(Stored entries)
+--

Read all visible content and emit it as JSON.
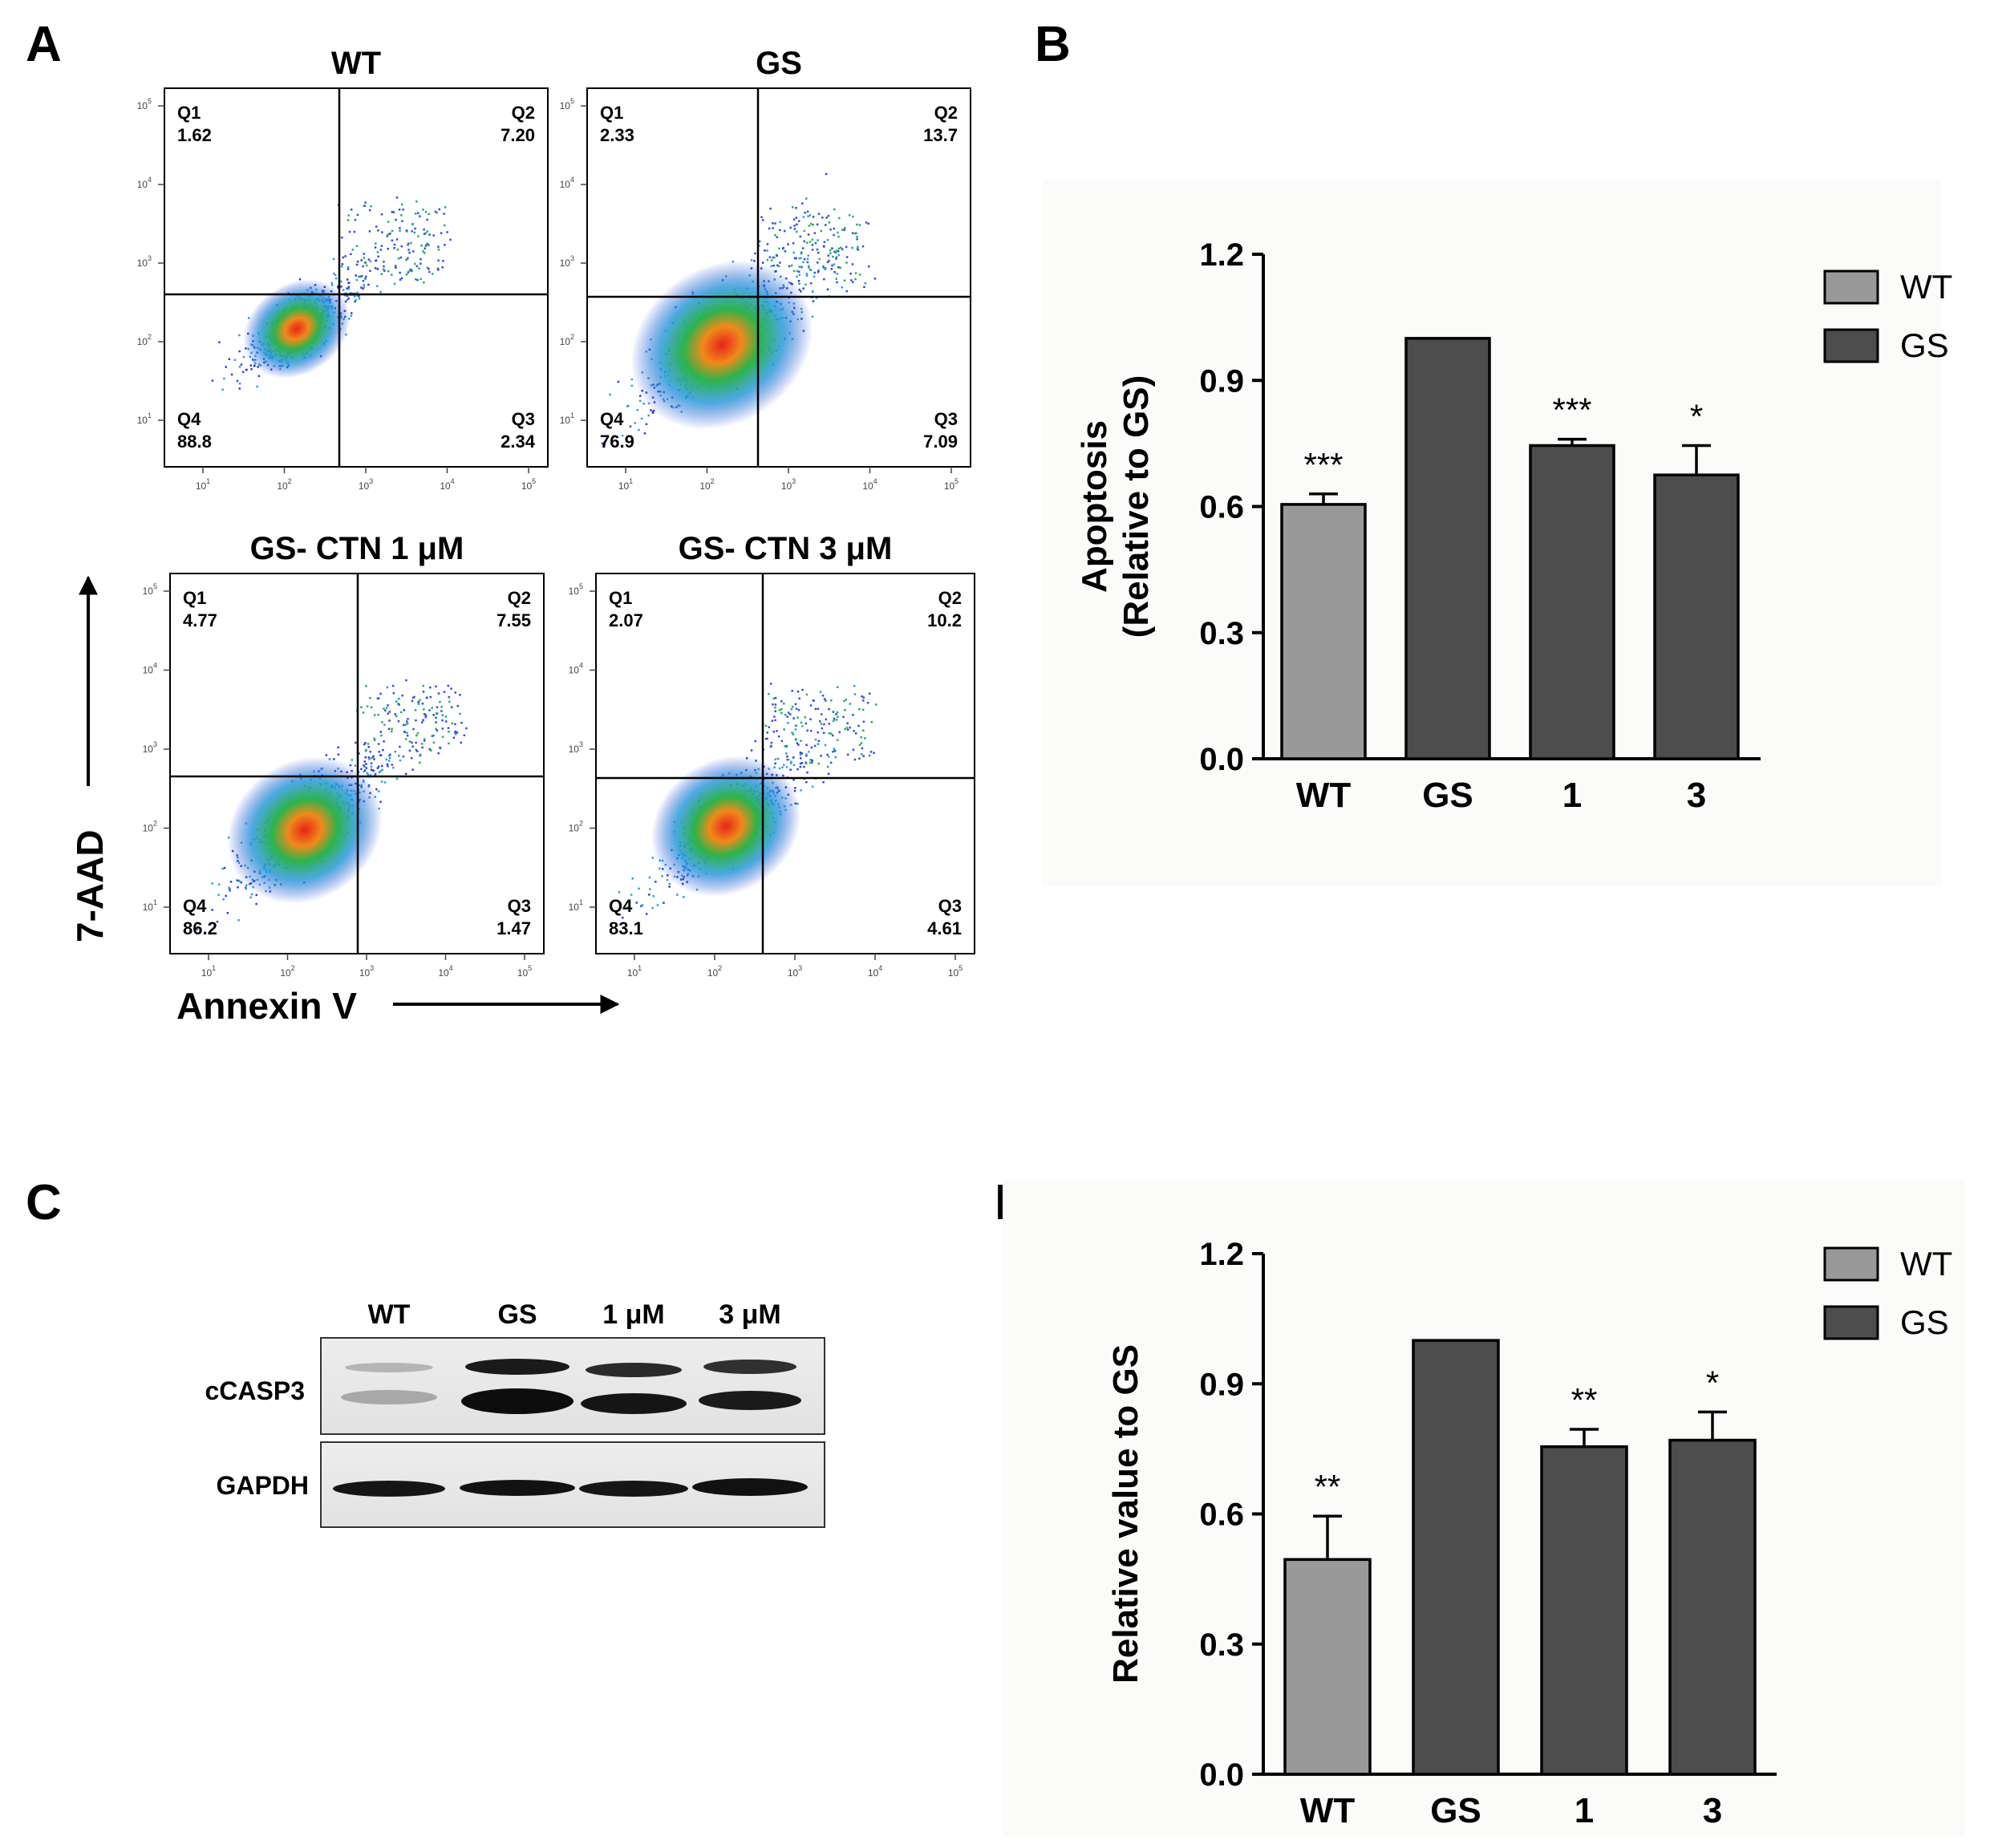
{
  "panel_labels": {
    "a": "A",
    "b": "B",
    "c": "C",
    "d": "D"
  },
  "flow": {
    "y_axis_label": "7-AAD",
    "x_axis_label": "Annexin V",
    "tick_exponents": [
      "1",
      "2",
      "3",
      "4",
      "5"
    ],
    "tick_base": "10",
    "plots": [
      {
        "title": "WT",
        "q1": {
          "name": "Q1",
          "value": "1.62"
        },
        "q2": {
          "name": "Q2",
          "value": "7.20"
        },
        "q3": {
          "name": "Q3",
          "value": "2.34"
        },
        "q4": {
          "name": "Q4",
          "value": "88.8"
        }
      },
      {
        "title": "GS",
        "q1": {
          "name": "Q1",
          "value": "2.33"
        },
        "q2": {
          "name": "Q2",
          "value": "13.7"
        },
        "q3": {
          "name": "Q3",
          "value": "7.09"
        },
        "q4": {
          "name": "Q4",
          "value": "76.9"
        }
      },
      {
        "title": "GS- CTN 1 μM",
        "q1": {
          "name": "Q1",
          "value": "4.77"
        },
        "q2": {
          "name": "Q2",
          "value": "7.55"
        },
        "q3": {
          "name": "Q3",
          "value": "1.47"
        },
        "q4": {
          "name": "Q4",
          "value": "86.2"
        }
      },
      {
        "title": "GS- CTN 3 μM",
        "q1": {
          "name": "Q1",
          "value": "2.07"
        },
        "q2": {
          "name": "Q2",
          "value": "10.2"
        },
        "q3": {
          "name": "Q3",
          "value": "4.61"
        },
        "q4": {
          "name": "Q4",
          "value": "83.1"
        }
      }
    ]
  },
  "western": {
    "lanes": [
      "WT",
      "GS",
      "1 μM",
      "3 μM"
    ],
    "rows": [
      "cCASP3",
      "GAPDH"
    ]
  },
  "colors": {
    "wt_bar": "#999999",
    "gs_bar": "#4d4d4d"
  },
  "chart_data": [
    {
      "type": "bar",
      "panel": "B",
      "categories": [
        "WT",
        "GS",
        "1",
        "3"
      ],
      "values": [
        0.605,
        1.0,
        0.745,
        0.675
      ],
      "errors": [
        0.025,
        0.0,
        0.015,
        0.07
      ],
      "significance": [
        "***",
        "",
        "***",
        "*"
      ],
      "ylabel_line1": "Apoptosis",
      "ylabel_line2": "(Relative to GS)",
      "ylim": [
        0,
        1.2
      ],
      "yticks": [
        "0.0",
        "0.3",
        "0.6",
        "0.9",
        "1.2"
      ],
      "legend": [
        "WT",
        "GS"
      ],
      "legend_position": "top-right"
    },
    {
      "type": "bar",
      "panel": "D",
      "categories": [
        "WT",
        "GS",
        "1",
        "3"
      ],
      "values": [
        0.495,
        1.0,
        0.755,
        0.77
      ],
      "errors": [
        0.1,
        0.0,
        0.04,
        0.065
      ],
      "significance": [
        "**",
        "",
        "**",
        "*"
      ],
      "ylabel_line1": "Relative value to GS",
      "ylabel_line2": "",
      "ylim": [
        0,
        1.2
      ],
      "yticks": [
        "0.0",
        "0.3",
        "0.6",
        "0.9",
        "1.2"
      ],
      "legend": [
        "WT",
        "GS"
      ],
      "legend_position": "top-right"
    }
  ]
}
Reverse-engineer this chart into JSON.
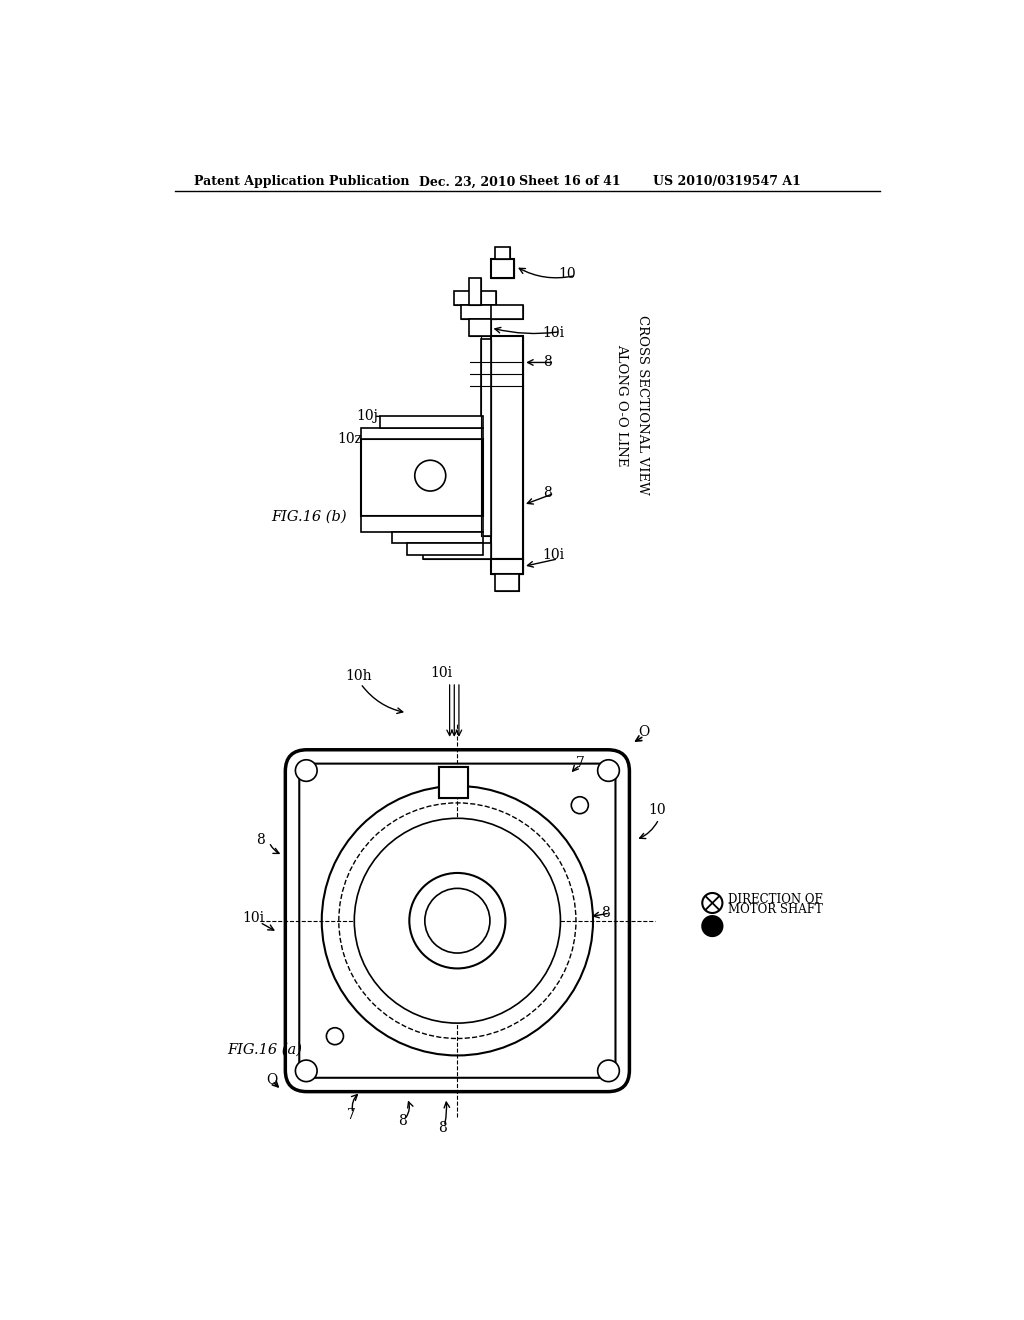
{
  "background_color": "#ffffff",
  "header_text": "Patent Application Publication",
  "header_date": "Dec. 23, 2010",
  "header_sheet": "Sheet 16 of 41",
  "header_patent": "US 2010/0319547 A1",
  "fig_a_label": "FIG.16 (a)",
  "fig_b_label": "FIG.16 (b)",
  "cross_section_label": "CROSS SECTIONAL VIEW\nALONG O-O LINE",
  "direction_label": "DIRECTION OF\nMOTOR SHAFT"
}
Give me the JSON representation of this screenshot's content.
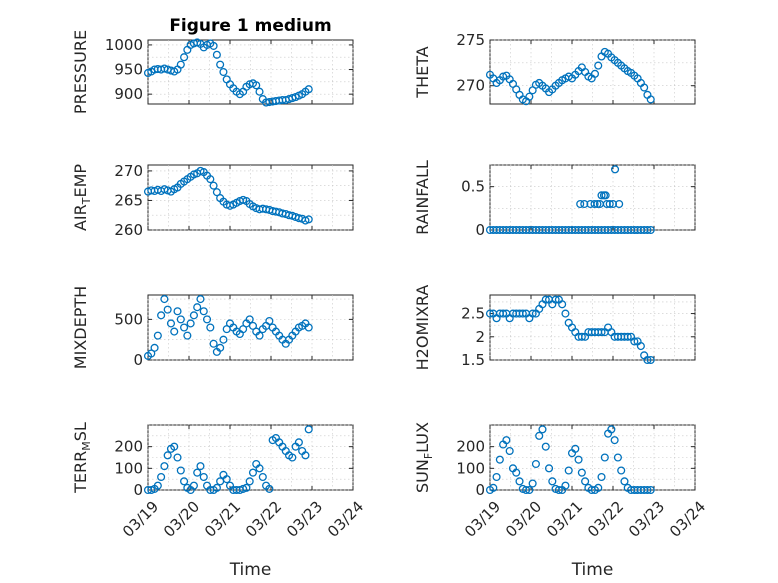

+--

* **Short exercise**:
Return each line with "this".

* **Solution**:
Reverse-engineer this chart into JSON.
Give me the JSON representation of this screenshot's content.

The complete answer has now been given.